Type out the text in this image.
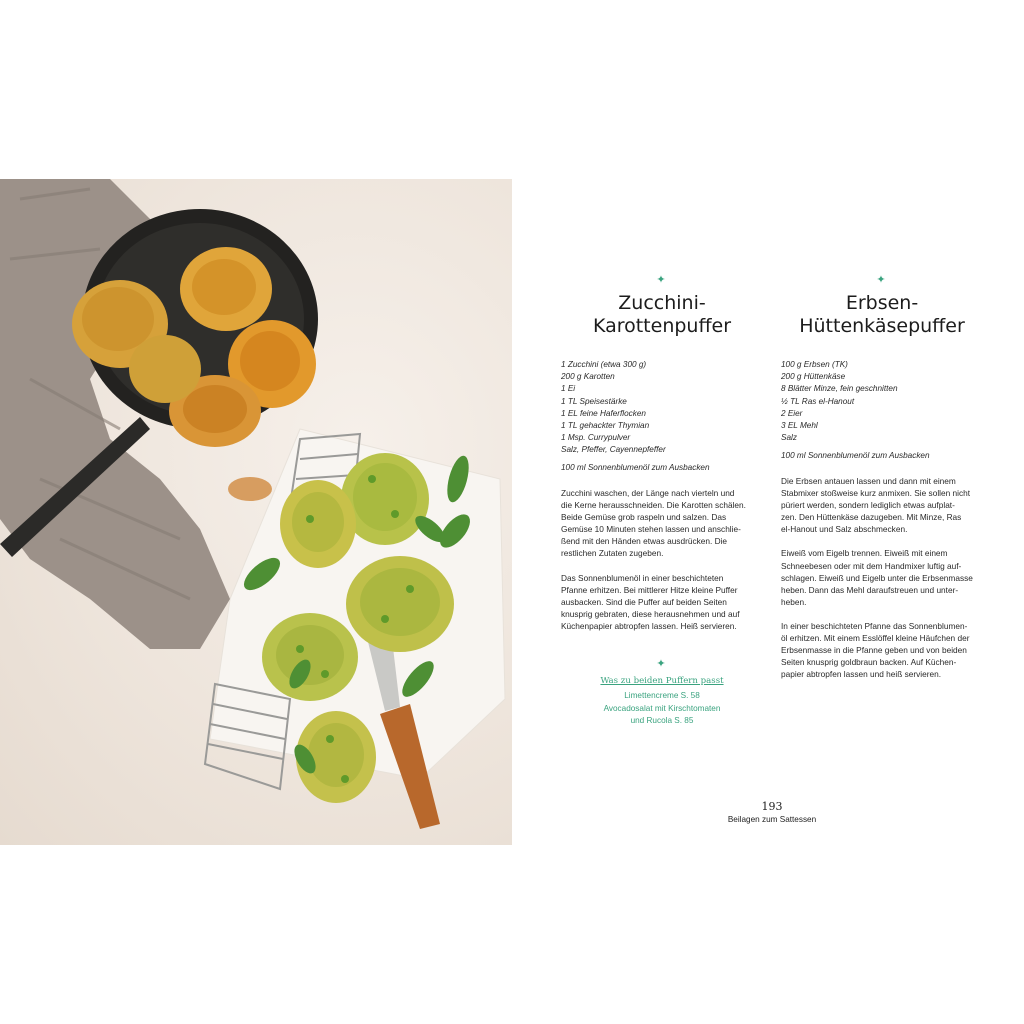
✦
Zucchini-
Karottenpuffer
1 Zucchini (etwa 300 g)
200 g Karotten
1 Ei
1 TL Speisestärke
1 EL feine Haferflocken
1 TL gehackter Thymian
1 Msp. Currypulver
Salz, Pfeffer, Cayennepfeffer
100 ml Sonnenblumenöl zum Ausbacken

Zucchini waschen, der Länge nach vierteln und
die Kerne herausschneiden. Die Karotten schälen.
Beide Gemüse grob raspeln und salzen. Das
Gemüse 10 Minuten stehen lassen und anschlie-
ßend mit den Händen etwas ausdrücken. Die
restlichen Zutaten zugeben.

Das Sonnenblumenöl in einer beschichteten
Pfanne erhitzen. Bei mittlerer Hitze kleine Puffer
ausbacken. Sind die Puffer auf beiden Seiten
knusprig gebraten, diese herausnehmen und auf
Küchenpapier abtropfen lassen. Heiß servieren.

✦
Was zu beiden Puffern passt
Limettencreme S. 58
Avocadosalat mit Kirschtomaten
und Rucola S. 85
✦
Erbsen-
Hüttenkäsepuffer
100 g Erbsen (TK)
200 g Hüttenkäse
8 Blätter Minze, fein geschnitten
½ TL Ras el-Hanout
2 Eier
3 EL Mehl
Salz
100 ml Sonnenblumenöl zum Ausbacken

Die Erbsen antauen lassen und dann mit einem
Stabmixer stoßweise kurz anmixen. Sie sollen nicht
püriert werden, sondern lediglich etwas aufplat-
zen. Den Hüttenkäse dazugeben. Mit Minze, Ras
el-Hanout und Salz abschmecken.

Eiweiß vom Eigelb trennen. Eiweiß mit einem
Schneebesen oder mit dem Handmixer luftig auf-
schlagen. Eiweiß und Eigelb unter die Erbsenmasse
heben. Dann das Mehl daraufstreuen und unter-
heben.

In einer beschichteten Pfanne das Sonnenblumen-
öl erhitzen. Mit einem Esslöffel kleine Häufchen der
Erbsenmasse in die Pfanne geben und von beiden
Seiten knusprig goldbraun backen. Auf Küchen-
papier abtropfen lassen und heiß servieren.

193
Beilagen zum Sattessen
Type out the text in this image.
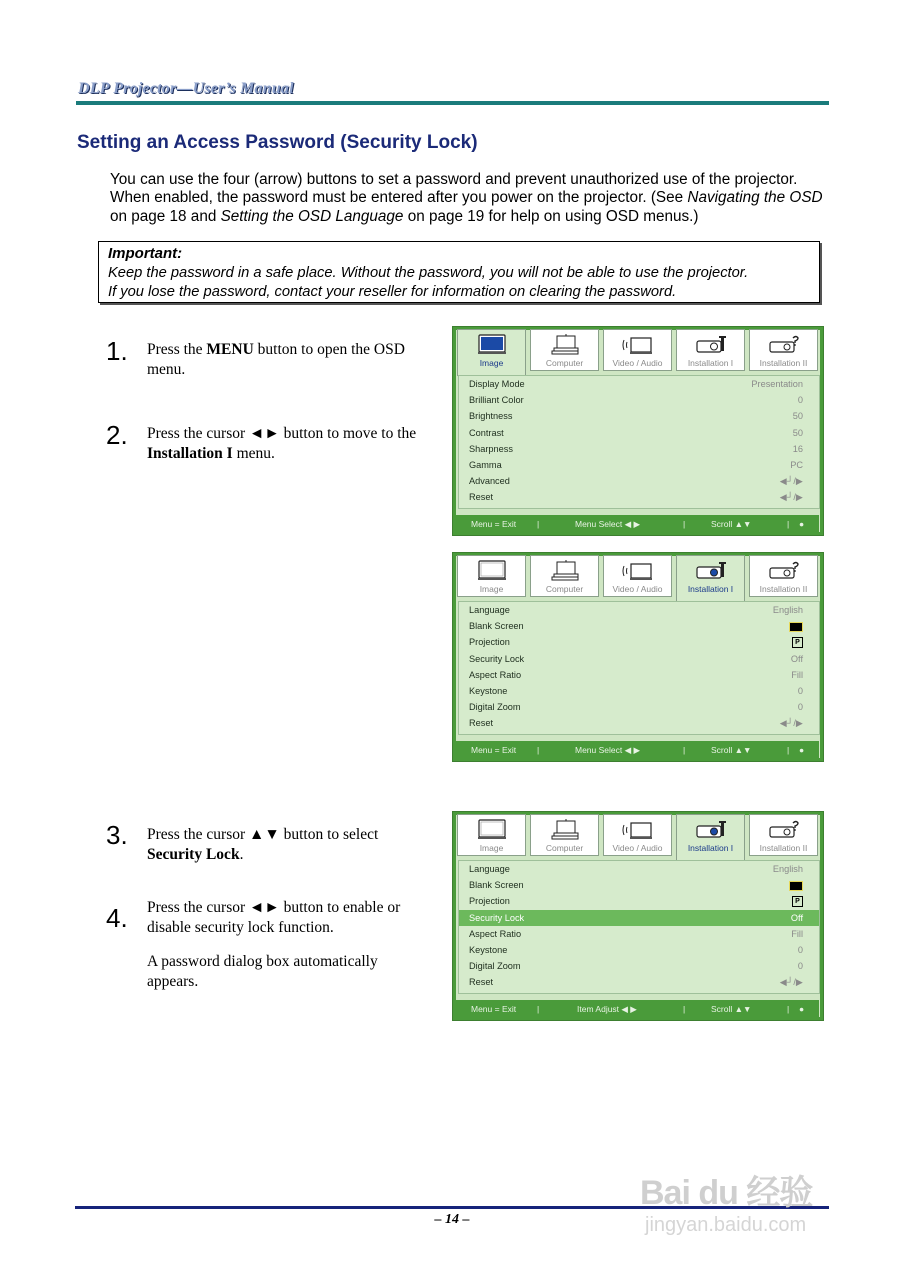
DLP Projector—User’s Manual
Setting an Access Password (Security Lock)
You can use the four (arrow) buttons to set a password and prevent unauthorized use of the projector. When enabled, the password must be entered after you power on the projector. (See Navigating the OSD on page 18 and Setting the OSD Language on page 19 for help on using OSD menus.)
Important:
Keep the password in a safe place. Without the password, you will not be able to use the projector.
If you lose the password, contact your reseller for information on clearing the password.
1. Press the MENU button to open the OSD menu.
2. Press the cursor ◄► button to move to the Installation I menu.
3. Press the cursor ▲▼ button to select Security Lock.
4. Press the cursor ◄► button to enable or disable security lock function.
A password dialog box automatically appears.
Image	Computer	Video / Audio	Installation I	Installation II
Display Mode	Presentation
Brilliant Color	0
Brightness	50
Contrast	50
Sharpness	16
Gamma	PC
Advanced	◀┘/▶
Reset	◀┘/▶
Menu = Exit |	Menu Select ◀ ▶	|	Scroll ▲▼	| ●
Image	Computer	Video / Audio	Installation I	Installation II
Language	English
Blank Screen
Projection	P
Security Lock	Off
Aspect Ratio	Fill
Keystone	0
Digital Zoom	0
Reset	◀┘/▶
Menu = Exit |	Menu Select ◀ ▶	|	Scroll ▲▼	| ●
Image	Computer	Video / Audio	Installation I	Installation II
Language	English
Blank Screen
Projection	P
Security Lock	Off
Aspect Ratio	Fill
Keystone	0
Digital Zoom	0
Reset	◀┘/▶
Menu = Exit |	Item Adjust ◀ ▶	|	Scroll ▲▼	| ●
– 14 –
Bai du 经验
jingyan.baidu.com
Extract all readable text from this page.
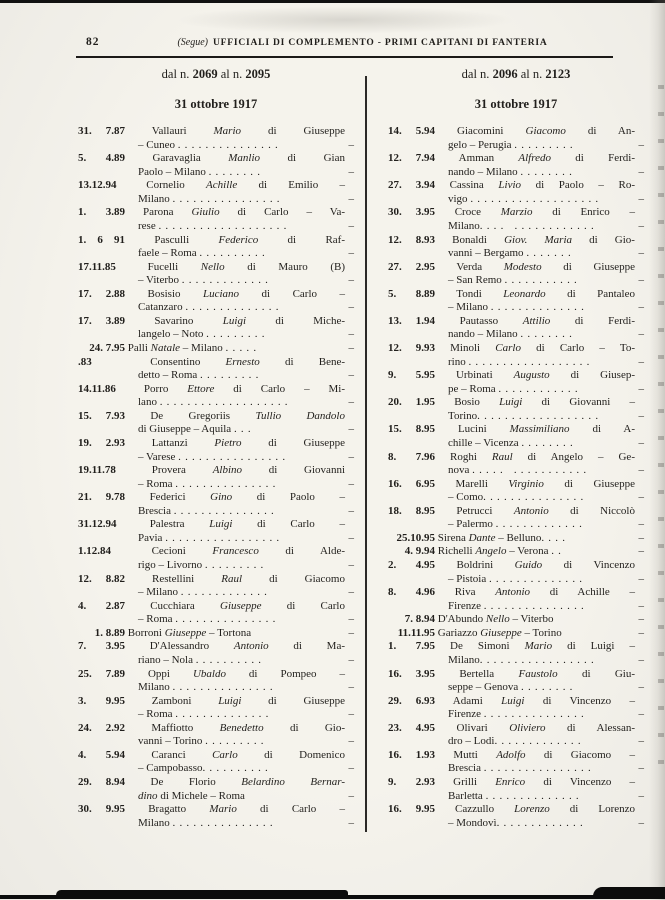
82	(Segue) UFFICIALI DI COMPLEMENTO - PRIMI CAPITANI DI FANTERIA
dal n. 2069 al n. 2095
31 ottobre 1917
31. 7.87 Vallauri Mario di Giuseppe
– Cuneo ...............	–
5. 4.89 Garavaglia Manlio di Gian
Paolo – Milano ........	–
13.12.94 Cornelio Achille di Emilio –
Milano ................	–
1. 3.89 Parona Giulio di Carlo – Va-
rese ...................	–
1. 6 91 Pasculli Federico di Raf-
faele – Roma ..........	–
17.11.85 Fucelli Nello di Mauro (B)
– Viterbo .............	–
17. 2.88 Bosisio Luciano di Carlo –
Catanzaro ..............	–
17. 3.89 Savarino Luigi di Miche-
langelo – Noto .........	–
24. 7.95 Palli Natale – Milano .....	–
.83	Consentino Ernesto di Bene-
detto – Roma .........	–
14.11.86 Porro Ettore di Carlo – Mi-
lano ...................	–
15. 7.93 De Gregoriis Tullio Dandolo
di Giuseppe – Aquila ...	–
19. 2.93 Lattanzi Pietro di Giuseppe
– Varese ................	–
19.11.78 Provera Albino di Giovanni
– Roma ...............	–
21. 9.78 Federici Gino di Paolo –
Brescia ...............	–
31.12.94 Palestra Luigi di Carlo –
Pavia .................	–
1.12.84 Cecioni Francesco di Alde-
rigo – Livorno .........	–
12. 8.82 Restellini Raul di Giacomo
– Milano .............	–
4. 2.87 Cucchiara Giuseppe di Carlo
– Roma ...............	–
1. 8.89 Borroni Giuseppe – Tortona	–
7. 3.95 D'Alessandro Antonio di Ma-
riano – Nola ..........	–
25. 7.89 Oppi Ubaldo di Pompeo –
Milano ...............	–
3. 9.95 Zamboni Luigi di Giuseppe
– Roma ..............	–
24. 2.92 Maffiotto Benedetto di Gio-
vanni – Torino .........	–
4. 5.94 Caranci Carlo di Domenico
– Campobasso..........	–
29. 8.94 De Florio Belardino Bernar-
dino di Michele – Roma	–
30. 9.95 Bragatto Mario di Carlo –
Milano ...............	–
dal n. 2096 al n. 2123
31 ottobre 1917
14. 5.94 Giacomini Giacomo di An-
gelo – Perugia .........	–
12. 7.94 Amman Alfredo di Ferdi-
nando – Milano ........	–
27. 3.94 Cassina Livio di Paolo – Ro-
vigo ...................	–
30. 3.95 Croce Marzio di Enrico –
Milano.... ............	–
12. 8.93 Bonaldi Giov. Maria di Gio-
vanni – Bergamo .......	–
27. 2.95 Verda Modesto di Giuseppe
– San Remo ...........	–
5. 8.89 Tondi Leonardo di Pantaleo
– Milano ..............	–
13. 1.94 Pautasso Attilio di Ferdi-
nando – Milano ........	–
12. 9.93 Minoli Carlo di Carlo – To-
rino ..................	–
9. 5.95 Urbinati Augusto di Giusep-
pe – Roma ............	–
20. 1.95 Bosio Luigi di Giovanni –
Torino..................	–
15. 8.95 Lucini Massimiliano di A-
chille – Vicenza ........	–
8. 7.96 Roghi Raul di Angelo – Ge-
nova ..... ...........	–
16. 6.95 Marelli Virginio di Giuseppe
– Como...............	–
18. 8.95 Petrucci Antonio di Niccolò
– Palermo .............	–
25.10.95 Sirena Dante – Belluno....	–
4. 9.94 Richelli Angelo – Verona ..	–
2. 4.95 Boldrini Guido di Vincenzo
– Pistoia ..............	–
8. 4.96 Riva Antonio di Achille –
Firenze ...............	–
7. 8.94 D'Abundo Nello – Viterbo	–
11.11.95 Gariazzo Giuseppe – Torino	–
1. 7.95 De Simoni Mario di Luigi –
Milano.................	–
16. 3.95 Bertella Faustolo di Giu-
seppe – Genova ........	–
29. 6.93 Adami Luigi di Vincenzo –
Firenze ...............	–
23. 4.95 Olivari Oliviero di Alessan-
dro – Lodi.............	–
16. 1.93 Mutti Adolfo di Giacomo –
Brescia ................	–
9. 2.93 Grilli Enrico di Vincenzo –
Barletta ..............	–
16. 9.95 Cazzullo Lorenzo di Lorenzo
– Mondovì.............	–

§ §

▶ **Goal of the exercise**: Copy every line of the records above that holds the word "Seiten".

▶ **Solution to the exercise**:
ausbacken. Sind die Puffer auf beiden Seiten
Seiten knusprig goldbraun backen. Auf Küchen-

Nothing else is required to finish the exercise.